[Stored entries]
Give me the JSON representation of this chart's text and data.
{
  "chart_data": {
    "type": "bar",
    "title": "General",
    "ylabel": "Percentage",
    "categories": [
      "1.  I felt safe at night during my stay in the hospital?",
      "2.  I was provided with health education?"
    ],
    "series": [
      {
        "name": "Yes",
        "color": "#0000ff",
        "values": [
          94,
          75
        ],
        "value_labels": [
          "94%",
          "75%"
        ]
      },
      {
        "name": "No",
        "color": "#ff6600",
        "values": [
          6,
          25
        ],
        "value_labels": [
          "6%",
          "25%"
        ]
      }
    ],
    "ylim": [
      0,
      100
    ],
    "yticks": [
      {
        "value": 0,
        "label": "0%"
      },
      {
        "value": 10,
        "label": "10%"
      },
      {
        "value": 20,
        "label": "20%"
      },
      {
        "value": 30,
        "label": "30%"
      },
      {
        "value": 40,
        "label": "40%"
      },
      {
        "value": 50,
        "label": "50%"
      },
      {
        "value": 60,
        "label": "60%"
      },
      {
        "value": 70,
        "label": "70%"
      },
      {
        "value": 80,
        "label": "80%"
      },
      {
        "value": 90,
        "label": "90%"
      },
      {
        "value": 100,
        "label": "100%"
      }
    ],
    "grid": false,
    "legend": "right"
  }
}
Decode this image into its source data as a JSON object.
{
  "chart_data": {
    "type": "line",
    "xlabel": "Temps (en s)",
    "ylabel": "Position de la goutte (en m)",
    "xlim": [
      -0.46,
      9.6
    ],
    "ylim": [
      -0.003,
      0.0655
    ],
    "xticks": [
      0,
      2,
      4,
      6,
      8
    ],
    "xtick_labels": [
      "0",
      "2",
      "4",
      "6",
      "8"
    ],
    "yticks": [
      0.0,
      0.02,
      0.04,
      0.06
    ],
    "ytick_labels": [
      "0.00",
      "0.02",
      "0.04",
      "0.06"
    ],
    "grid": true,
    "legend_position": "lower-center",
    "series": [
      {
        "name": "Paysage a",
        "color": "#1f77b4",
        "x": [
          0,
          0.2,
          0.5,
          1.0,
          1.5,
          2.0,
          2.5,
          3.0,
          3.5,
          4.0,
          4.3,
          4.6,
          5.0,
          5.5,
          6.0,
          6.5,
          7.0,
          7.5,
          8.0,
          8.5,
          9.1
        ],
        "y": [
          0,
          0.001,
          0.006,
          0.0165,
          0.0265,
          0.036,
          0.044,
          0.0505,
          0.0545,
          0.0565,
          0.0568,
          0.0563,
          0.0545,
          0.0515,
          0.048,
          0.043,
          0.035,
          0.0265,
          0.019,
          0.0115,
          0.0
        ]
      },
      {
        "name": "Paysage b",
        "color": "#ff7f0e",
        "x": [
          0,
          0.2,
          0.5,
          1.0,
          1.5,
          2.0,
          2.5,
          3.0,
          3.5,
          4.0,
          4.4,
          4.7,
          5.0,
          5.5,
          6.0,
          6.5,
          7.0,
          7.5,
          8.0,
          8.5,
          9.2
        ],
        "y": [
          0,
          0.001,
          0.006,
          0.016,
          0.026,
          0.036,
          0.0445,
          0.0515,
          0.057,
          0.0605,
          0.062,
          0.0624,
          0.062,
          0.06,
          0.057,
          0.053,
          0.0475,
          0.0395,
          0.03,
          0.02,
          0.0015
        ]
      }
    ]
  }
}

● **CHALLENGE**: Every record shown above should be written out again exactly.

● **FINAL RESULT**:
Give me the JSON representation of this chart's text and data.
{
  "chart_data": {
    "type": "bar",
    "title": "General",
    "ylabel": "Percentage",
    "categories": [
      "1.  I felt safe at night during my stay in the hospital?",
      "2.  I was provided with health education?"
    ],
    "series": [
      {
        "name": "Yes",
        "color": "#0000ff",
        "values": [
          94,
          75
        ],
        "value_labels": [
          "94%",
          "75%"
        ]
      },
      {
        "name": "No",
        "color": "#ff6600",
        "values": [
          6,
          25
        ],
        "value_labels": [
          "6%",
          "25%"
        ]
      }
    ],
    "ylim": [
      0,
      100
    ],
    "yticks": [
      {
        "value": 0,
        "label": "0%"
      },
      {
        "value": 10,
        "label": "10%"
      },
      {
        "value": 20,
        "label": "20%"
      },
      {
        "value": 30,
        "label": "30%"
      },
      {
        "value": 40,
        "label": "40%"
      },
      {
        "value": 50,
        "label": "50%"
      },
      {
        "value": 60,
        "label": "60%"
      },
      {
        "value": 70,
        "label": "70%"
      },
      {
        "value": 80,
        "label": "80%"
      },
      {
        "value": 90,
        "label": "90%"
      },
      {
        "value": 100,
        "label": "100%"
      }
    ],
    "grid": false,
    "legend": "right"
  }
}
Decode this image into its source data as a JSON object.
{
  "chart_data": {
    "type": "line",
    "xlabel": "Temps (en s)",
    "ylabel": "Position de la goutte (en m)",
    "xlim": [
      -0.46,
      9.6
    ],
    "ylim": [
      -0.003,
      0.0655
    ],
    "xticks": [
      0,
      2,
      4,
      6,
      8
    ],
    "xtick_labels": [
      "0",
      "2",
      "4",
      "6",
      "8"
    ],
    "yticks": [
      0.0,
      0.02,
      0.04,
      0.06
    ],
    "ytick_labels": [
      "0.00",
      "0.02",
      "0.04",
      "0.06"
    ],
    "grid": true,
    "legend_position": "lower-center",
    "series": [
      {
        "name": "Paysage a",
        "color": "#1f77b4",
        "x": [
          0,
          0.2,
          0.5,
          1.0,
          1.5,
          2.0,
          2.5,
          3.0,
          3.5,
          4.0,
          4.3,
          4.6,
          5.0,
          5.5,
          6.0,
          6.5,
          7.0,
          7.5,
          8.0,
          8.5,
          9.1
        ],
        "y": [
          0,
          0.001,
          0.006,
          0.0165,
          0.0265,
          0.036,
          0.044,
          0.0505,
          0.0545,
          0.0565,
          0.0568,
          0.0563,
          0.0545,
          0.0515,
          0.048,
          0.043,
          0.035,
          0.0265,
          0.019,
          0.0115,
          0.0
        ]
      },
      {
        "name": "Paysage b",
        "color": "#ff7f0e",
        "x": [
          0,
          0.2,
          0.5,
          1.0,
          1.5,
          2.0,
          2.5,
          3.0,
          3.5,
          4.0,
          4.4,
          4.7,
          5.0,
          5.5,
          6.0,
          6.5,
          7.0,
          7.5,
          8.0,
          8.5,
          9.2
        ],
        "y": [
          0,
          0.001,
          0.006,
          0.016,
          0.026,
          0.036,
          0.0445,
          0.0515,
          0.057,
          0.0605,
          0.062,
          0.0624,
          0.062,
          0.06,
          0.057,
          0.053,
          0.0475,
          0.0395,
          0.03,
          0.02,
          0.0015
        ]
      }
    ]
  }
}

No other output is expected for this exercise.